*DATA EXTRACT*:
--- BEGIN ---
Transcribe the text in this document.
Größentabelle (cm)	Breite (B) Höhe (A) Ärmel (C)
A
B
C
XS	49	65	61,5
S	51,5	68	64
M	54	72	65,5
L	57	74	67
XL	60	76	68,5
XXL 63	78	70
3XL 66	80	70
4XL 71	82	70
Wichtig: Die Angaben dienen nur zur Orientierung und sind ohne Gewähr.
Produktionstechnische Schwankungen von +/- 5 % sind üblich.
--- END ---
--- BEGIN ---
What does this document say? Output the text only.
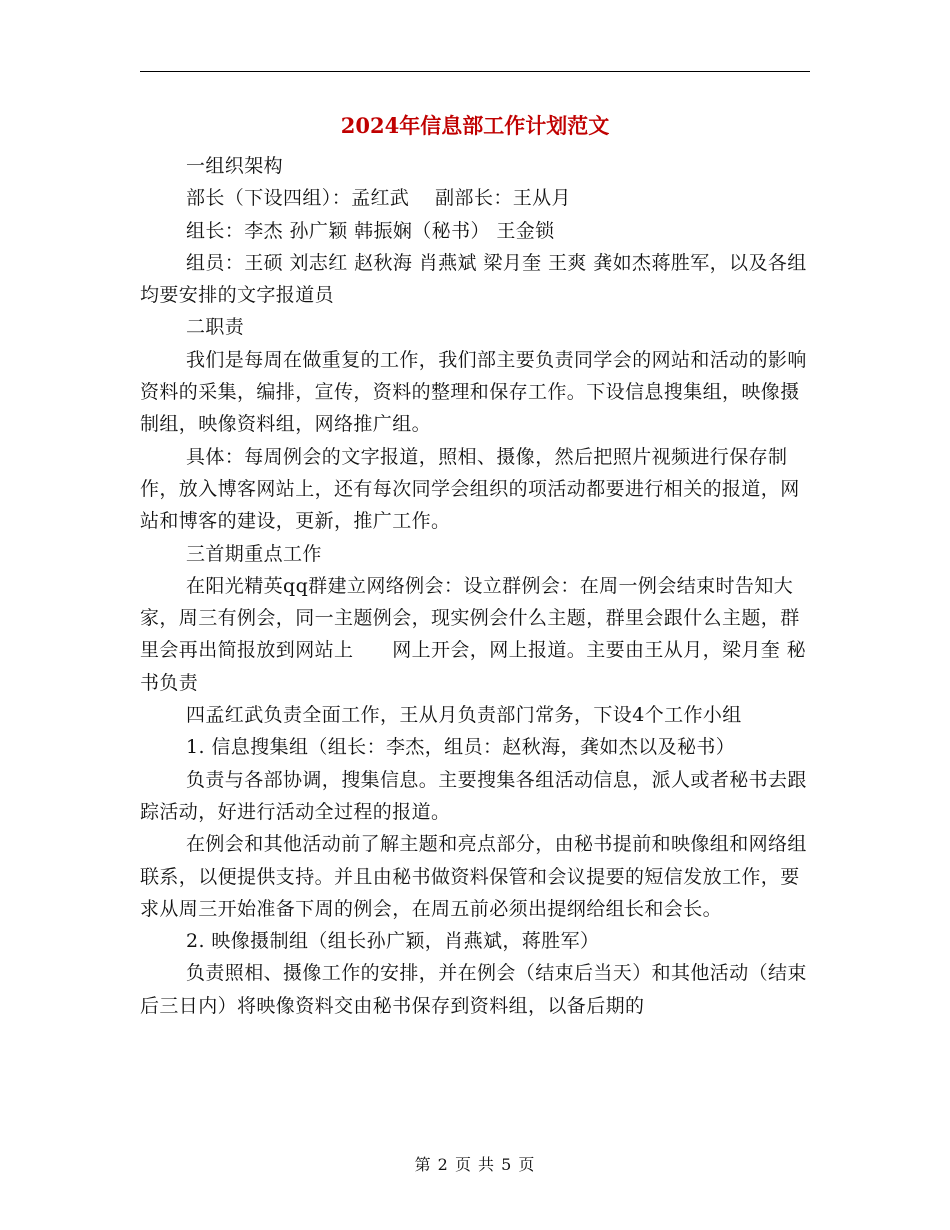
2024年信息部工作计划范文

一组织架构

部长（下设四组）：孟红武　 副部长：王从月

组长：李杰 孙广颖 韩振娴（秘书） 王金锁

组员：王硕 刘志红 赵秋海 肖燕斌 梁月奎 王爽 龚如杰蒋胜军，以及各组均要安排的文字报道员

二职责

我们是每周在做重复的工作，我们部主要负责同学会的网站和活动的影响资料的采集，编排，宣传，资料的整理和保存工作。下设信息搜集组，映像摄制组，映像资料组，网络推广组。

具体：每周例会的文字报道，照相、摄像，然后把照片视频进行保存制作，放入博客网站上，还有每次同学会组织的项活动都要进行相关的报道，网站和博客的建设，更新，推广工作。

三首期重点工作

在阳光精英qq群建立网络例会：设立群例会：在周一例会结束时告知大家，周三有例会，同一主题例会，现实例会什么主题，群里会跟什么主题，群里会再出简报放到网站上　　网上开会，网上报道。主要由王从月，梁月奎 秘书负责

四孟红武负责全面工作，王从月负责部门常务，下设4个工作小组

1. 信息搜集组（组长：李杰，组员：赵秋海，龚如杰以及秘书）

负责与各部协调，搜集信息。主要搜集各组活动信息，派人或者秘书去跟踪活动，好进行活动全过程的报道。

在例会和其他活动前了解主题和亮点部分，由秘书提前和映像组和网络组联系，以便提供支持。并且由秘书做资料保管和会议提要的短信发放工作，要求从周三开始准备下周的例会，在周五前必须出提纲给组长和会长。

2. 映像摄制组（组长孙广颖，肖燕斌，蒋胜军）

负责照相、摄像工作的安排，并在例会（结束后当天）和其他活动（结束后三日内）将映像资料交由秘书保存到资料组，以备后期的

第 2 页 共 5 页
--- END ---
*SET EXERCISE*: Go through the records and pull out each line that includes the word "document".

*WRITTEN RESPONSE*:
Transcribe the text in this document.
What does this document say? Output the text only.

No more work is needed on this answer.